TASK INPUTS:

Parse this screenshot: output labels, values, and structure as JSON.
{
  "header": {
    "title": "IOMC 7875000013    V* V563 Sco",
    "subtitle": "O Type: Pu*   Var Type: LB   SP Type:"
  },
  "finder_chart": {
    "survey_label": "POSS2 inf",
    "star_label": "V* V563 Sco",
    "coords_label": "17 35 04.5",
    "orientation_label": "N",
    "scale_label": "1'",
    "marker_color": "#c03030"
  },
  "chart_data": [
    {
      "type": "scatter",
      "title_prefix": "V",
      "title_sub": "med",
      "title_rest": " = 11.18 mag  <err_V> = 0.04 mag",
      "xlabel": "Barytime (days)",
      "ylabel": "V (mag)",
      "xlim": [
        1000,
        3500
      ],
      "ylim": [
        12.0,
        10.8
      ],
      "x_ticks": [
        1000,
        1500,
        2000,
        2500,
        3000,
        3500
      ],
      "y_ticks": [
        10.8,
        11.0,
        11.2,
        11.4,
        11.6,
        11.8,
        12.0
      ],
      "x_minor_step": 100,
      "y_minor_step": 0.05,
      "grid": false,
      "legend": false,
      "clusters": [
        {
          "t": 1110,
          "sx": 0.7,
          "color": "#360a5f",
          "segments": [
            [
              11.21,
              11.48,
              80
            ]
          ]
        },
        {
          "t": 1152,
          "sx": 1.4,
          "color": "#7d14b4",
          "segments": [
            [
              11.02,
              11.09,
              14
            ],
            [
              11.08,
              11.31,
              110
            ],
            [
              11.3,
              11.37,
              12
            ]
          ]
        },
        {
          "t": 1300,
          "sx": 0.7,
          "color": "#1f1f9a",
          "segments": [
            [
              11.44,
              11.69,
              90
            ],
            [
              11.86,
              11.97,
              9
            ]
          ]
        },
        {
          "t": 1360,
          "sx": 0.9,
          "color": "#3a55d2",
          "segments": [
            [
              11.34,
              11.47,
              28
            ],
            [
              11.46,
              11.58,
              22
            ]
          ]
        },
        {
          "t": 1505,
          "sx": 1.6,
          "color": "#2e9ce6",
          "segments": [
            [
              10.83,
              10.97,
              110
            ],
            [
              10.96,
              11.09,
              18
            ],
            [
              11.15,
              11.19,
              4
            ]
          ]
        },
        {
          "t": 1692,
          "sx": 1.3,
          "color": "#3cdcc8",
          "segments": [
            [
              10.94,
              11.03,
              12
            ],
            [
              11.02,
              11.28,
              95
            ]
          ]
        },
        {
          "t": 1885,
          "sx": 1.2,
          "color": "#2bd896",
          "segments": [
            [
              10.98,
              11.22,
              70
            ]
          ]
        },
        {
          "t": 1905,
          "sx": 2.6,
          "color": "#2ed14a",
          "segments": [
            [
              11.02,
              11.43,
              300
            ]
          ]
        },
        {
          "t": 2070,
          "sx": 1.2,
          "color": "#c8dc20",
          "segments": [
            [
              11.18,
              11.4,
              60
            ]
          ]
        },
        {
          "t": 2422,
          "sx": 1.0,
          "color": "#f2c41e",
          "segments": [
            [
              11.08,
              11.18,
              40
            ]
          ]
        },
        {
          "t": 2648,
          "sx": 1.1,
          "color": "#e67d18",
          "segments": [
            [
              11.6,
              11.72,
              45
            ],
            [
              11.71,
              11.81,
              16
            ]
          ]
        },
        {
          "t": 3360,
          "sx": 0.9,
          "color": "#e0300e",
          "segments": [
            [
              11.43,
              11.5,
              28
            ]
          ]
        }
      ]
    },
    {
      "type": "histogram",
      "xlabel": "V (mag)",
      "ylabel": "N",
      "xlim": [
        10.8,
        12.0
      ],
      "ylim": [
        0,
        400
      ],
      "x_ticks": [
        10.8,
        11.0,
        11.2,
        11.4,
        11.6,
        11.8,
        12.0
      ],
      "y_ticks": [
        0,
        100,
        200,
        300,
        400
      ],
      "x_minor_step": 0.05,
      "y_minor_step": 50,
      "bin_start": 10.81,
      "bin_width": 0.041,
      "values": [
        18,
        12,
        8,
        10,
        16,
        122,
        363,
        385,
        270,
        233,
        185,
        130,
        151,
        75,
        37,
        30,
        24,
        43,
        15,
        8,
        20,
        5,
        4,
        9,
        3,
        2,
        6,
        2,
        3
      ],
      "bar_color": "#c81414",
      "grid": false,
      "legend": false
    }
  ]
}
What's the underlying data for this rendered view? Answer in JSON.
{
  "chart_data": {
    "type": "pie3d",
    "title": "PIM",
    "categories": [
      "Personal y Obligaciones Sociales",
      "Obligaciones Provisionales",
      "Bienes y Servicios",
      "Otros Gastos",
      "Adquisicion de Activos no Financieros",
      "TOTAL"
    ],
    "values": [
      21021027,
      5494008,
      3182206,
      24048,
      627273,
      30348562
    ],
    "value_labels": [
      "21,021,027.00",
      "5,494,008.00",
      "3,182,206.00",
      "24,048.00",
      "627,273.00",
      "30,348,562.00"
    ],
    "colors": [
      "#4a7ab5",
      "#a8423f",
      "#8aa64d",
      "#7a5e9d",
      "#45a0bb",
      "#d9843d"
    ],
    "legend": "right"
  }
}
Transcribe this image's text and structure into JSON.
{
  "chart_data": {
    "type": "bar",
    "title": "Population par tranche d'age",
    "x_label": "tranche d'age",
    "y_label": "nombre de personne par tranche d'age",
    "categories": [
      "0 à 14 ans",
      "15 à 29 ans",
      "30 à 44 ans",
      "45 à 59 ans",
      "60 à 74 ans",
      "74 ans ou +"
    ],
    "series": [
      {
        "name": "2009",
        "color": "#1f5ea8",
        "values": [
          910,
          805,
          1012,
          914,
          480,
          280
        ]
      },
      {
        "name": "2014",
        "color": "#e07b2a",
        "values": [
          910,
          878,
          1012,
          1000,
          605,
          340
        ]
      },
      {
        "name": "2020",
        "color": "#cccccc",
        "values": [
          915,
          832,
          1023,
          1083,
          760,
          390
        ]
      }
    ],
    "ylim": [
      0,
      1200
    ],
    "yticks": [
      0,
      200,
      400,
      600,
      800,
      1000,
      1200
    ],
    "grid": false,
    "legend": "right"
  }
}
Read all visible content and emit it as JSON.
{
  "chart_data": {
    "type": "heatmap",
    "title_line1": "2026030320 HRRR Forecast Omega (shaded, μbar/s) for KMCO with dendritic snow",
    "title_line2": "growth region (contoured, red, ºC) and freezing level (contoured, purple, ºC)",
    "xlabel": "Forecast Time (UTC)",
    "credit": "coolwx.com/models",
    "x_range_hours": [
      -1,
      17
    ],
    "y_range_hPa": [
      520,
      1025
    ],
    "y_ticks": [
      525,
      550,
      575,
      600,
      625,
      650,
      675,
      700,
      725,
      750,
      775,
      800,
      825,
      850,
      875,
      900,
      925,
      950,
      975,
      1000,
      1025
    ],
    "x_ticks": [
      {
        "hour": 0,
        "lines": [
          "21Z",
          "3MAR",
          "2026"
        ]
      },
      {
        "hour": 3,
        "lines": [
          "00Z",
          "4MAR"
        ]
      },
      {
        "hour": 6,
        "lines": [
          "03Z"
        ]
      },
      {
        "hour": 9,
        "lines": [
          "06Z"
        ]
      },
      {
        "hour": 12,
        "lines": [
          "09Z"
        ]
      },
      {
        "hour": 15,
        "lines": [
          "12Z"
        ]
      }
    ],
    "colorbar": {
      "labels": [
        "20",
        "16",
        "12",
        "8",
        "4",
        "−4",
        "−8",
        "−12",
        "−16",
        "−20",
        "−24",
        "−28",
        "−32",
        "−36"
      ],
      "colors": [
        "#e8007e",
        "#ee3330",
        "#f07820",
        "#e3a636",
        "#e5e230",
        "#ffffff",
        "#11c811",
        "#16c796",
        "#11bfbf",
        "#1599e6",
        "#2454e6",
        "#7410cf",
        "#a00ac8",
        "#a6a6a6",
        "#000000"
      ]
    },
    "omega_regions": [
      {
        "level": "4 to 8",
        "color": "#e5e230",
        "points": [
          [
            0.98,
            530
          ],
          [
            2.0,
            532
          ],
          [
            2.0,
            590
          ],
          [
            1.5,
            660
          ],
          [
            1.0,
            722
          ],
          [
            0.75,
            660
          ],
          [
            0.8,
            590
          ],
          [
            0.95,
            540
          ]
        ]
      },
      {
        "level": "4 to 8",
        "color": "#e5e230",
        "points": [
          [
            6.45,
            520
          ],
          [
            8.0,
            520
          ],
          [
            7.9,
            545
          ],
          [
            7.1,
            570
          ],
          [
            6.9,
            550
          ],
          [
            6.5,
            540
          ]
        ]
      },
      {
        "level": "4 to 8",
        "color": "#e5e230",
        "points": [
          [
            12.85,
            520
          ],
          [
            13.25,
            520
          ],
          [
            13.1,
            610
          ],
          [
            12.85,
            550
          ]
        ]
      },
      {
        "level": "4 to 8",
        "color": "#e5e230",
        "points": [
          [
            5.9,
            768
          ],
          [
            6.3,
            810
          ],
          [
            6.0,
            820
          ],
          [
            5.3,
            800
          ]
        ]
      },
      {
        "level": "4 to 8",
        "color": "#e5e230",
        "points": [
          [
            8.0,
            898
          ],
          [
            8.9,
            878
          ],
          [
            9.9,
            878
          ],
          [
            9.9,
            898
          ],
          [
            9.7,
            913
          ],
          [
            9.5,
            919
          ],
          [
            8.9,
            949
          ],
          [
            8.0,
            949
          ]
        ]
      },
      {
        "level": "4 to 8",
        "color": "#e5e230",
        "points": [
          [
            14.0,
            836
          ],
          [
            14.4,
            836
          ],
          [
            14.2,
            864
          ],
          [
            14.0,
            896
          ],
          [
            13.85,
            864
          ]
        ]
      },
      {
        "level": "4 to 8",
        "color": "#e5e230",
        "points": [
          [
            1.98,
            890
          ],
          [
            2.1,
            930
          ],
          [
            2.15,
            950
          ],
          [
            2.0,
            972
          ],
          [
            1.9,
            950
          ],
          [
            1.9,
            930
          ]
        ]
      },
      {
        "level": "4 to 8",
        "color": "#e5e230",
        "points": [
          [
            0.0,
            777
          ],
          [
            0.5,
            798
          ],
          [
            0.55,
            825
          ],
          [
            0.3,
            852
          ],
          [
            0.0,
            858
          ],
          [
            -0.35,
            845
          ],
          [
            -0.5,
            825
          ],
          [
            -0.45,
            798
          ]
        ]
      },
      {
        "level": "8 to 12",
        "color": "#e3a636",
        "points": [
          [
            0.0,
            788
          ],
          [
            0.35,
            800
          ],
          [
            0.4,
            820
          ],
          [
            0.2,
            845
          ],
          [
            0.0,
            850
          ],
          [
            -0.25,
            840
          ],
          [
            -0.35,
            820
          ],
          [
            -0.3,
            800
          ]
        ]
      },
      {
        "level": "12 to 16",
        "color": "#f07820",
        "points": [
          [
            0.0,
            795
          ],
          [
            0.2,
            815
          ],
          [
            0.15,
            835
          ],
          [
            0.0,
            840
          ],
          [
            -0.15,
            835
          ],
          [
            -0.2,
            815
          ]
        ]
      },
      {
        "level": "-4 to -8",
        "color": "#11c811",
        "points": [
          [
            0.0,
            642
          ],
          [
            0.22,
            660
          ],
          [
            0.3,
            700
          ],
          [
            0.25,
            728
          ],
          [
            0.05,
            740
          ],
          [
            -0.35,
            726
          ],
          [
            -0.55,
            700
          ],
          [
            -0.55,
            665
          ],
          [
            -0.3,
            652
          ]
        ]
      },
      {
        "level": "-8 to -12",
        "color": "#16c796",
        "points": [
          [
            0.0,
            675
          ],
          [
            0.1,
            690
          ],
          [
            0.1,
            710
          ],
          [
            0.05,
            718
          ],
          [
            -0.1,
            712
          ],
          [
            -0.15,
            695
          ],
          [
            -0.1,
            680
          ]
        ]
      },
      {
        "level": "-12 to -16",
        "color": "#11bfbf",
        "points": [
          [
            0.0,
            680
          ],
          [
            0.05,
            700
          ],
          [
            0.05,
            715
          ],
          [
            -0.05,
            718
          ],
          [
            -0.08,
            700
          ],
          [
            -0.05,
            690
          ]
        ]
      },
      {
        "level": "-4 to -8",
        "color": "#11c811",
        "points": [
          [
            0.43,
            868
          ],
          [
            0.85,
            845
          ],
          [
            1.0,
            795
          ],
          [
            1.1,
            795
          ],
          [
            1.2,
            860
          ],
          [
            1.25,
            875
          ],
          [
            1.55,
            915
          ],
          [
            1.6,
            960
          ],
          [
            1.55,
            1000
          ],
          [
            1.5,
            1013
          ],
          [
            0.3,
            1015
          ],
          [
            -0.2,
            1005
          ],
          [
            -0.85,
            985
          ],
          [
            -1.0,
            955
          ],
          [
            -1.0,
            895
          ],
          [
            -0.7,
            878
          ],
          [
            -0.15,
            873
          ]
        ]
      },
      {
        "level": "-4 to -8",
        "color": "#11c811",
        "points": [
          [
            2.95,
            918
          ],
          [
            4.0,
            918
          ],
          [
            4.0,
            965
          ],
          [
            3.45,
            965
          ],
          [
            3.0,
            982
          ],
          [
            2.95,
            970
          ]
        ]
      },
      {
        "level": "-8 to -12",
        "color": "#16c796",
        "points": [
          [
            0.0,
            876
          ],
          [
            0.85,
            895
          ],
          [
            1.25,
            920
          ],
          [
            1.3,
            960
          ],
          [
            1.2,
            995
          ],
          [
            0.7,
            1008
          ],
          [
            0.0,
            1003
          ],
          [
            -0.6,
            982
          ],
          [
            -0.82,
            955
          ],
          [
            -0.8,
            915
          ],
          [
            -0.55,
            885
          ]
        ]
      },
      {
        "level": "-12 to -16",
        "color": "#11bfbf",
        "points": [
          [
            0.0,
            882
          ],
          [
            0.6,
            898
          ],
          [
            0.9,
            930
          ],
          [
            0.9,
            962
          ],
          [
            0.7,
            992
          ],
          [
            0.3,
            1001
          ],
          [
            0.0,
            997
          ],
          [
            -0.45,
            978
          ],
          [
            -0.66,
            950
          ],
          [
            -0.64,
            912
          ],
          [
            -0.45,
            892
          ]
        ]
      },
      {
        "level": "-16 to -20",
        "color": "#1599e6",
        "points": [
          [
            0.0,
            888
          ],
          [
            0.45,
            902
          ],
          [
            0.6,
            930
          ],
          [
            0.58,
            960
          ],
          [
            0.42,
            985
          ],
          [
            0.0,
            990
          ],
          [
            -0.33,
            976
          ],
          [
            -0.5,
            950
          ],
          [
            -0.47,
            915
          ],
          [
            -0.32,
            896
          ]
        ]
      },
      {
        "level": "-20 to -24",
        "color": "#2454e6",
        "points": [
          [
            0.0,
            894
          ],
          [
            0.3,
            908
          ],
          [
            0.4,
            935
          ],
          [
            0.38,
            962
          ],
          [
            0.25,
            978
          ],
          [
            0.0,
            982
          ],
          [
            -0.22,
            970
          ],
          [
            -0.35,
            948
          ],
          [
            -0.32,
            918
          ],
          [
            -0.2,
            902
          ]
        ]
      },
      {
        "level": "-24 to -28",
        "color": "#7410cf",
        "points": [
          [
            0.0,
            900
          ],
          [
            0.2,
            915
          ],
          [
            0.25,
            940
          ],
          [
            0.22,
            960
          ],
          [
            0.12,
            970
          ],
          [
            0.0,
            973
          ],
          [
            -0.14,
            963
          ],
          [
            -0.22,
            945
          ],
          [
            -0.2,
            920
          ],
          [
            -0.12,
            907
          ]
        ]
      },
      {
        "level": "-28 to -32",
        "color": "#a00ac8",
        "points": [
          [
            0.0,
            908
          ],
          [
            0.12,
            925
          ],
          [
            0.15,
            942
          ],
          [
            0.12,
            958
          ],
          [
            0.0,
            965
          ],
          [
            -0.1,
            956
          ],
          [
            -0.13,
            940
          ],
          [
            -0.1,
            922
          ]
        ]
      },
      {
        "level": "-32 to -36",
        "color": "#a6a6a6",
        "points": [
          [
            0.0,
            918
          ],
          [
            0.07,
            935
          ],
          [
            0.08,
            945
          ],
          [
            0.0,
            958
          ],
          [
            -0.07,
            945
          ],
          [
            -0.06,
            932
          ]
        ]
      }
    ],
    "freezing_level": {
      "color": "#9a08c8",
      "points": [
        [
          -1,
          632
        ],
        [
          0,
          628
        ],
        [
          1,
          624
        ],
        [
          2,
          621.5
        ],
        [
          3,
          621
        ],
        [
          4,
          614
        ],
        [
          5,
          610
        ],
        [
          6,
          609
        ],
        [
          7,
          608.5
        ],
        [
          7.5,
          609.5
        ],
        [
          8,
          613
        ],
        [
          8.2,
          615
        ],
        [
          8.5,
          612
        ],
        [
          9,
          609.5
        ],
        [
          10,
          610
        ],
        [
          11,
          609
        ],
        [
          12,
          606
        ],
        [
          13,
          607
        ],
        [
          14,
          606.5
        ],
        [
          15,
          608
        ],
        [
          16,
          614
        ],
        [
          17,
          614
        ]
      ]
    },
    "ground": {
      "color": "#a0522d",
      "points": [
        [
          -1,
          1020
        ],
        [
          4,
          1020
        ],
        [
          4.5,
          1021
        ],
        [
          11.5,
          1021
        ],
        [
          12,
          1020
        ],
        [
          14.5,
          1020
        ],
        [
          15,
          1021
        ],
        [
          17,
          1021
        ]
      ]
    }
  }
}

WRITTEN REQUEST: Of all the lines in the entries, how many contain the word "legend"? Give only the number.

SOLUTION TO THIS EXERCISE: 4